> [Exercise input]
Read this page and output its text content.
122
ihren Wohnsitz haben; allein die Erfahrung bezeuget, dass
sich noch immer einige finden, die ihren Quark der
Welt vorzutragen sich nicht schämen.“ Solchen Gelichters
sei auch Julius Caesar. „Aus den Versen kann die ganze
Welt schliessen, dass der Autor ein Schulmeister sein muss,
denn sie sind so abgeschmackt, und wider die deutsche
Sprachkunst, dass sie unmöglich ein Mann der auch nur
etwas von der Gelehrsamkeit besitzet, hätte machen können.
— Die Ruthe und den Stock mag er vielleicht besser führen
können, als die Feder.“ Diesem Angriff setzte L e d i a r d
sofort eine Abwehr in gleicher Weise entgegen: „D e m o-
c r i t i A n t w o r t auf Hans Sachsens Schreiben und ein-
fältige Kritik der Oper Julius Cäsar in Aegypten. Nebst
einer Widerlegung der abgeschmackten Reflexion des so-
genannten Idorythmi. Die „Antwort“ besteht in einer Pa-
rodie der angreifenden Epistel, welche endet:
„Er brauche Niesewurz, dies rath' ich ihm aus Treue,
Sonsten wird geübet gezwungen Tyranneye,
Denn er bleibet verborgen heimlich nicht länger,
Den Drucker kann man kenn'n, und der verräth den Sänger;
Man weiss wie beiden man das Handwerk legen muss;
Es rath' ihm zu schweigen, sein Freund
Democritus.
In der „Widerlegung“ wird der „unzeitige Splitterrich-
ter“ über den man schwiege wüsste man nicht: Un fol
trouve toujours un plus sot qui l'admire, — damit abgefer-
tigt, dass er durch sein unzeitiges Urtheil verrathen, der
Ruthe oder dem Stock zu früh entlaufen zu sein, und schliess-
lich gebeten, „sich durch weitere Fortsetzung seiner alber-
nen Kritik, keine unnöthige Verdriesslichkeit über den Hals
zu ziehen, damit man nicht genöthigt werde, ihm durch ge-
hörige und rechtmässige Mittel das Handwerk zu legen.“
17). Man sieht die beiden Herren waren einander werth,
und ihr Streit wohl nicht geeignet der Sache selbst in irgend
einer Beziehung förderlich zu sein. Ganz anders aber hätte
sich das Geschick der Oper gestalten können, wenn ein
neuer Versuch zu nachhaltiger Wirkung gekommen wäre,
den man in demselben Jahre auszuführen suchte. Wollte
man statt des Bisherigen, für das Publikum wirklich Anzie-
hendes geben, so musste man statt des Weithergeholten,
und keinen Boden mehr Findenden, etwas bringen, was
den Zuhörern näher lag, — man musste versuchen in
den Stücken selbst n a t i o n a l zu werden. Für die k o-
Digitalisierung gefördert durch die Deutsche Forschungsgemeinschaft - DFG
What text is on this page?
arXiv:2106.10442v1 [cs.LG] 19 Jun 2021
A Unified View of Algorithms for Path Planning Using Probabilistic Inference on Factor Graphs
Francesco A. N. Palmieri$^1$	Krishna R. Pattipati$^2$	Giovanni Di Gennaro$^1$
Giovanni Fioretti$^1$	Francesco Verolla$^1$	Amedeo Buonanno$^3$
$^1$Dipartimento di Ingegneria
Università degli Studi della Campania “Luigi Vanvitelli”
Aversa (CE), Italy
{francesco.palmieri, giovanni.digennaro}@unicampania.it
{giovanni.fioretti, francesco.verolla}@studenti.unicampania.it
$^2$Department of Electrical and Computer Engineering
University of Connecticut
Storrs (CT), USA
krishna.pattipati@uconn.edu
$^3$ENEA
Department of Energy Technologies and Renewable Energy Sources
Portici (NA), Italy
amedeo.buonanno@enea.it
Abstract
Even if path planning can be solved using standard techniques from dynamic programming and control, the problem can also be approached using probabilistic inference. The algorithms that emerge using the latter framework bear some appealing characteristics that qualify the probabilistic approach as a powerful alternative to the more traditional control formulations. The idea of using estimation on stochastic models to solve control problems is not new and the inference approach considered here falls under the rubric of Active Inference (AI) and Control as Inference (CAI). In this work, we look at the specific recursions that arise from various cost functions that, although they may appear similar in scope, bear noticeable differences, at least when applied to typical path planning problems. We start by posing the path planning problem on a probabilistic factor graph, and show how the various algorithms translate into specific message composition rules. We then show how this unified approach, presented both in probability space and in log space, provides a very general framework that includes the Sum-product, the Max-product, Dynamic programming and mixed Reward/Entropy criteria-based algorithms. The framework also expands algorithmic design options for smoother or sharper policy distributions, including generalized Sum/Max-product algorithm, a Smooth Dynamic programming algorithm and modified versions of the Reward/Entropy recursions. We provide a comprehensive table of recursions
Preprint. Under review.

> [Exercise objective] List all lines above in which the string "Welt" appears.

> [Final result]
Welt vorzutragen sich nicht schämen.“ Solchen Gelichters
Welt schliessen, dass der Autor ein Schulmeister sein muss,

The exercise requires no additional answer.